> EXERCISE REQUIREMENTS
Each record is to be printed again precisely as it reads.
····················
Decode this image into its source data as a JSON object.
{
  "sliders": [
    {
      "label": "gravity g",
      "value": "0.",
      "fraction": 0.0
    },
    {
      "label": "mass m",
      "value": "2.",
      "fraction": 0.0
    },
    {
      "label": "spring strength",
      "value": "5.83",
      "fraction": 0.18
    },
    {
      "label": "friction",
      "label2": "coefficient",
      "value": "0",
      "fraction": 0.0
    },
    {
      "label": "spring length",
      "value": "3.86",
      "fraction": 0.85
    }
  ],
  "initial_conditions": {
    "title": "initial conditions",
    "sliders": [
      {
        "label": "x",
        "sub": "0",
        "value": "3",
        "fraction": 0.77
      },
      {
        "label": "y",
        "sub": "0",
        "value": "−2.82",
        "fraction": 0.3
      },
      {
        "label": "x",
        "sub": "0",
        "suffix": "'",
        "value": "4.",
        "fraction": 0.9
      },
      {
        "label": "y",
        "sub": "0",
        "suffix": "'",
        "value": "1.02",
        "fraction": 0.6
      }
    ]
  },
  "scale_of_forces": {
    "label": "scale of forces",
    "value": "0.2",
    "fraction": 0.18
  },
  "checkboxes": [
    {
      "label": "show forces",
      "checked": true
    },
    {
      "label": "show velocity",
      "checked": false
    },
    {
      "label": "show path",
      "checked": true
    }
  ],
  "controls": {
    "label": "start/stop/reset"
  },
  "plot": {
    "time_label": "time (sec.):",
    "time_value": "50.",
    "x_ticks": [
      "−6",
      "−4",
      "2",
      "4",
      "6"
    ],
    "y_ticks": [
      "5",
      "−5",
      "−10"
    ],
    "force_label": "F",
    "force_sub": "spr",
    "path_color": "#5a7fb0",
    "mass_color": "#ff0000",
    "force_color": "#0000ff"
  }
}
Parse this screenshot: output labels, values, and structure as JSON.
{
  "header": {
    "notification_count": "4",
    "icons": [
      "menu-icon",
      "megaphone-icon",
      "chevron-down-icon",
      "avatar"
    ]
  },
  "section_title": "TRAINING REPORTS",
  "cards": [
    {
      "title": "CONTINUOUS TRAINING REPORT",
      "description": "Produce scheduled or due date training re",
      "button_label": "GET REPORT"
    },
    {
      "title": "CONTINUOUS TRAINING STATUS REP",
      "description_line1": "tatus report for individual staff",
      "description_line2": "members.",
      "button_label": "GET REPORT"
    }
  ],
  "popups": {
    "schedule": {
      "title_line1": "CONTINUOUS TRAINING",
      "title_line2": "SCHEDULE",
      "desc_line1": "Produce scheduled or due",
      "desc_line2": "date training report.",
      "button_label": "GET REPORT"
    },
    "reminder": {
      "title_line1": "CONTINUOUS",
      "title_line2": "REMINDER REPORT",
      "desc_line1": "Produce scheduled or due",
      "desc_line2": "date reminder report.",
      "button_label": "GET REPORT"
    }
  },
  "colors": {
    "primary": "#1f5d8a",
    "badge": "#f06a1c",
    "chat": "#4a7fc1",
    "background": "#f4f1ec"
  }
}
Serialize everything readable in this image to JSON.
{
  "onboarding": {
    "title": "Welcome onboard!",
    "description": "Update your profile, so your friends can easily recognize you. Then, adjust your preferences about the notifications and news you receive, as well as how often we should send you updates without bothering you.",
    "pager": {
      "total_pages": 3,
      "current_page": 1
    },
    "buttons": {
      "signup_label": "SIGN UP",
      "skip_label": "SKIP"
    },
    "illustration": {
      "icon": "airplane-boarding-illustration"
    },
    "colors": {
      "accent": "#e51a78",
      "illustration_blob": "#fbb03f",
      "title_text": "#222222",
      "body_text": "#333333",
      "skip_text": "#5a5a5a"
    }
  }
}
····················
> SOLUTION
Decode this image into its source data as a JSON object.
{
  "sliders": [
    {
      "label": "gravity g",
      "value": "0.",
      "fraction": 0.0
    },
    {
      "label": "mass m",
      "value": "2.",
      "fraction": 0.0
    },
    {
      "label": "spring strength",
      "value": "5.83",
      "fraction": 0.18
    },
    {
      "label": "friction",
      "label2": "coefficient",
      "value": "0",
      "fraction": 0.0
    },
    {
      "label": "spring length",
      "value": "3.86",
      "fraction": 0.85
    }
  ],
  "initial_conditions": {
    "title": "initial conditions",
    "sliders": [
      {
        "label": "x",
        "sub": "0",
        "value": "3",
        "fraction": 0.77
      },
      {
        "label": "y",
        "sub": "0",
        "value": "−2.82",
        "fraction": 0.3
      },
      {
        "label": "x",
        "sub": "0",
        "suffix": "'",
        "value": "4.",
        "fraction": 0.9
      },
      {
        "label": "y",
        "sub": "0",
        "suffix": "'",
        "value": "1.02",
        "fraction": 0.6
      }
    ]
  },
  "scale_of_forces": {
    "label": "scale of forces",
    "value": "0.2",
    "fraction": 0.18
  },
  "checkboxes": [
    {
      "label": "show forces",
      "checked": true
    },
    {
      "label": "show velocity",
      "checked": false
    },
    {
      "label": "show path",
      "checked": true
    }
  ],
  "controls": {
    "label": "start/stop/reset"
  },
  "plot": {
    "time_label": "time (sec.):",
    "time_value": "50.",
    "x_ticks": [
      "−6",
      "−4",
      "2",
      "4",
      "6"
    ],
    "y_ticks": [
      "5",
      "−5",
      "−10"
    ],
    "force_label": "F",
    "force_sub": "spr",
    "path_color": "#5a7fb0",
    "mass_color": "#ff0000",
    "force_color": "#0000ff"
  }
}
Parse this screenshot: output labels, values, and structure as JSON.
{
  "header": {
    "notification_count": "4",
    "icons": [
      "menu-icon",
      "megaphone-icon",
      "chevron-down-icon",
      "avatar"
    ]
  },
  "section_title": "TRAINING REPORTS",
  "cards": [
    {
      "title": "CONTINUOUS TRAINING REPORT",
      "description": "Produce scheduled or due date training re",
      "button_label": "GET REPORT"
    },
    {
      "title": "CONTINUOUS TRAINING STATUS REP",
      "description_line1": "tatus report for individual staff",
      "description_line2": "members.",
      "button_label": "GET REPORT"
    }
  ],
  "popups": {
    "schedule": {
      "title_line1": "CONTINUOUS TRAINING",
      "title_line2": "SCHEDULE",
      "desc_line1": "Produce scheduled or due",
      "desc_line2": "date training report.",
      "button_label": "GET REPORT"
    },
    "reminder": {
      "title_line1": "CONTINUOUS",
      "title_line2": "REMINDER REPORT",
      "desc_line1": "Produce scheduled or due",
      "desc_line2": "date reminder report.",
      "button_label": "GET REPORT"
    }
  },
  "colors": {
    "primary": "#1f5d8a",
    "badge": "#f06a1c",
    "chat": "#4a7fc1",
    "background": "#f4f1ec"
  }
}
Serialize everything readable in this image to JSON.
{
  "onboarding": {
    "title": "Welcome onboard!",
    "description": "Update your profile, so your friends can easily recognize you. Then, adjust your preferences about the notifications and news you receive, as well as how often we should send you updates without bothering you.",
    "pager": {
      "total_pages": 3,
      "current_page": 1
    },
    "buttons": {
      "signup_label": "SIGN UP",
      "skip_label": "SKIP"
    },
    "illustration": {
      "icon": "airplane-boarding-illustration"
    },
    "colors": {
      "accent": "#e51a78",
      "illustration_blob": "#fbb03f",
      "title_text": "#222222",
      "body_text": "#333333",
      "skip_text": "#5a5a5a"
    }
  }
}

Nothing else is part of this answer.